▸ **Extracted text**
=== Begin Enclosure ===
Connecting the Event to the Sound
Back in the Events tab, a Play action is added to the Fire_IceGem_Player event. The target of that action is set to the Ice Gem sound object created earlier.
This step is critical. Without an action, an event does nothing. Without a correct target, it does the wrong thing.
Once this connection is in place, the logical pipeline is complete:
Game → Event → Play Action → Audio Object
But this still isn’t enough for the sound to play in-game.
Why SoundBanks Are Non-Optional
Wwise does not stream content dynamically by default. Audio must be explicitly built into SoundBanks, which are then loaded by the game.
For CUBE, gameplay events are expected to live in a SoundBank called Main. If the event exists but is not included in this SoundBank, it will never trigger.
In the SoundBank layout:
A new SoundBank named Main is created
The event is added to it
The SoundBank is generated
Only after this step does the sound actually exist in a form the game can use.
Verifying the Implementation in Game
When launching CUBE after generating the SoundBank, the game remains silent until the Ice Gem is fired. At that moment, the newly implemented sound plays.
This confirms several things at once:
The event name matches the game’s call
The SoundBank is correctly generated
The SoundBank path is correct
The event is wired properly
At this point, the system works—but the sound itself is extremely simple.
That’s intentional.
Introducing Layering Without Complexity
To move beyond a single, flat sound, additional audio is introduced from the second module of the provided materials. This includes elements like a whoosh and a recharge tail.
Rather than replacing the original sound, these elements are layered on top of it. This demonstrates how more complex behaviours can be built from simple components.
One of the provided sounds is duplicated and split into two conceptual layers:
A forward motion (whoosh)
A recharge tail
This isn’t about realism yet. It’s about control.
=== End Enclosure ===
▸ **Task item A**
In the Wwise walkthrough, write out the passage between "This confirms several" and "forward motion (whoosh)", inclusive.
▸ **Task item B**
Translate this sentence from the Wwise walkthrough into French: "Wwise does not stream content dynamically by default."
▸ **Task item C**
Carry on the Wwise walkthrough past its final sentence, "It's about control."
The listing that comes next has no connection to the Wwise walkthrough.

▸ **Dataset records**
=== Begin Enclosure ===
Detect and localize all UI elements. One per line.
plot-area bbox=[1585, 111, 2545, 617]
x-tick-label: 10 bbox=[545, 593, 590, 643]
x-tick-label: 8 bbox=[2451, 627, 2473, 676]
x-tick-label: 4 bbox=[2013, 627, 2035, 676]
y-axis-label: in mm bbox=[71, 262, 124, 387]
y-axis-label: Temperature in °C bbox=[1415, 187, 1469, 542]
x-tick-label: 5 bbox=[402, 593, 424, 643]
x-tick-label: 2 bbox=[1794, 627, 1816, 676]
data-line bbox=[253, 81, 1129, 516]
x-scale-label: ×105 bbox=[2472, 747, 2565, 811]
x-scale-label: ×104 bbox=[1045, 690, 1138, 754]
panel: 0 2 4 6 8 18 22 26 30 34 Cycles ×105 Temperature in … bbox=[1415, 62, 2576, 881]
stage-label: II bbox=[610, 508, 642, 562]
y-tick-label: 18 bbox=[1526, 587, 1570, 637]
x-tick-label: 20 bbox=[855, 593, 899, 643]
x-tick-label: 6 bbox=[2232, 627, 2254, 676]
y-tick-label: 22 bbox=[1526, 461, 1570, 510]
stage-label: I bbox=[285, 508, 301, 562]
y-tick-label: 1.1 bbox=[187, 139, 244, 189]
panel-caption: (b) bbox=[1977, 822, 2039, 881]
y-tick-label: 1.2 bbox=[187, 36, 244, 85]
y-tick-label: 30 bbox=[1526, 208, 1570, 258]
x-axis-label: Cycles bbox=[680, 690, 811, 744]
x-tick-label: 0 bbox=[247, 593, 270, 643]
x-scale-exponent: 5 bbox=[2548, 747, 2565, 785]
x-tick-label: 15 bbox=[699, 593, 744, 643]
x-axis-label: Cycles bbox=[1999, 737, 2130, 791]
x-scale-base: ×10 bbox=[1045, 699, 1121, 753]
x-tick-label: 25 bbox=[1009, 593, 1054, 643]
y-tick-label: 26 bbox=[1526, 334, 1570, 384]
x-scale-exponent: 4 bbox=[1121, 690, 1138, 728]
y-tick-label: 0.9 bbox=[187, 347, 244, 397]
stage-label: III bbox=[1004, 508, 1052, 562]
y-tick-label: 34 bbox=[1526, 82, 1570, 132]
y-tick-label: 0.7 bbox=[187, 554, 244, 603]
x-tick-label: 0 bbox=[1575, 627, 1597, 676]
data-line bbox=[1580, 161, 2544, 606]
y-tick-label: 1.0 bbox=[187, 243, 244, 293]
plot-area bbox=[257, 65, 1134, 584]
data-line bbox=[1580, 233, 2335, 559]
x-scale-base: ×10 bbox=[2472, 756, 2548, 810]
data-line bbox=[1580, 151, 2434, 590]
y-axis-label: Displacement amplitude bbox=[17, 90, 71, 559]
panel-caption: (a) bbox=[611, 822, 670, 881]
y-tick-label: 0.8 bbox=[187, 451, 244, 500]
=== End Enclosure ===
▸ **Answer space A**
This confirms several things at once:
The event name matches the game’s call
The SoundBank is correctly generated
The SoundBank path is correct
The event is wired properly
At this point, the system works—but the sound itself is extremely simple.
That’s intentional.
Introducing Layering Without Complexity
To move beyond a single, flat sound, additional audio is introduced from the second module of the provided materials. This includes elements like a whoosh and a recharge tail.
Rather than replacing the original sound, these elements are layered on top of it. This demonstrates how more complex behaviours can be built from simple components.
One of the provided sounds is duplicated and split into two conceptual layers:
A forward motion (whoosh)

▸ **Answer space B**
Wwise ne diffuse pas le contenu de manière dynamique par défaut.

▸ **Answer space C**
Timing and Avoiding Phase Clashes
When multiple layers are triggered simultaneously, they compete for attention and can sound messy. To address this, simple delays are introduced at the event level.
By offsetting the start times slightly—fractions of a second—the layers become more readable and intentional.
This is a powerful technique, and it doesn’t require complex systems or scripting. Small timing decisions often do more for clarity than heavy processing.
Grouping and Panning Related Sounds
To manage multiple layers together, the related sounds are grouped under a new Actor-Mixer parent. This allows shared properties—such as positioning—to be applied to all child sounds at once.
In this case, the grouped recharge sounds are panned to the right, matching the on-screen action. This reinforces the relationship between audio and visuals without requiring true 3D spatialisation.
The goal here is not realism, but coherence.
Adding Variation With Pitch Randomisation
Finally, basic variation is introduced using pitch randomisation.
Rather than applying identical values everywhere, different ranges are used depending on how noticeable the variation should be. Subtle randomisation avoids repetition without drawing attention to itself.
This step demonstrates an important principle: variation should support believability, not become the focus.
What This Episode Actually Teaches
By the end of this episode, the important outcomes are not the sound itself, but the understanding of the process:
How events are named and why that matters
How events connect to audio objects
How SoundBanks control what exists in-game
How layering, timing, panning, and variation work together
This is the foundation for everything that follows.
What Comes Next
The next episode moves away from single, isolated sounds and into systems that respond to context. We’ll start working with footsteps and variation in a way that reflects actual gameplay conditions.
At that point, the techniques introduced here stop being exercises and start becoming tools.